Material supplied
== == ==

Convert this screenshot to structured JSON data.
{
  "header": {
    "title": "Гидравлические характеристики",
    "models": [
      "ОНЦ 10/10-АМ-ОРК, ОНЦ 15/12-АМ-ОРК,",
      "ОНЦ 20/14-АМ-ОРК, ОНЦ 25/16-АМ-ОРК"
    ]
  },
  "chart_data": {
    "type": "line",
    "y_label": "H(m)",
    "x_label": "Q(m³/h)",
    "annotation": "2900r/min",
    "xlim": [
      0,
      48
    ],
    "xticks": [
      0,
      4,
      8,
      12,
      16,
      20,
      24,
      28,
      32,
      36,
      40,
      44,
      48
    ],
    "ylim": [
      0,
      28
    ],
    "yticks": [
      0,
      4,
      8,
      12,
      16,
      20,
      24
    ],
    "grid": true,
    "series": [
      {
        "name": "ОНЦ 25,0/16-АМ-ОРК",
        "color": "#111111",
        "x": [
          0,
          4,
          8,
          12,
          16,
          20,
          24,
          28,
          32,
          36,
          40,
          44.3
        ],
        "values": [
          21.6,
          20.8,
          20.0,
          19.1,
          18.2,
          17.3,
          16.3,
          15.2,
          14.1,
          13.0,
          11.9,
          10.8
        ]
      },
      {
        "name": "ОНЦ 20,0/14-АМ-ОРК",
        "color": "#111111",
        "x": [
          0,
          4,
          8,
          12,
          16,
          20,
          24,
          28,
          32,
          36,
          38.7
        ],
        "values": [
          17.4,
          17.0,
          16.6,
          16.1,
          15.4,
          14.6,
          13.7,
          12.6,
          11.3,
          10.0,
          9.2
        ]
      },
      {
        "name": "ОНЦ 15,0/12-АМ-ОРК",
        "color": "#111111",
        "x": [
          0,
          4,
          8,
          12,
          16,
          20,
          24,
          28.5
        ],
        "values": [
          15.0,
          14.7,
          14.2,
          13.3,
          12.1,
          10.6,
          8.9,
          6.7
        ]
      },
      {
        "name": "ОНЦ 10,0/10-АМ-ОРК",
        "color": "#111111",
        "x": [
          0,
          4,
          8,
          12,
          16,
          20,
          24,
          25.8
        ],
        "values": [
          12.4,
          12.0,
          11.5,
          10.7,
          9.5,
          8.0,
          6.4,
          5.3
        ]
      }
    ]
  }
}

== == ==

Your task
Gather all lines from the listing above in which "name" occurs.

Solution for this problem
        "name": "ОНЦ 25,0/16-АМ-ОРК",
        "name": "ОНЦ 20,0/14-АМ-ОРК",
        "name": "ОНЦ 15,0/12-АМ-ОРК",
        "name": "ОНЦ 10,0/10-АМ-ОРК",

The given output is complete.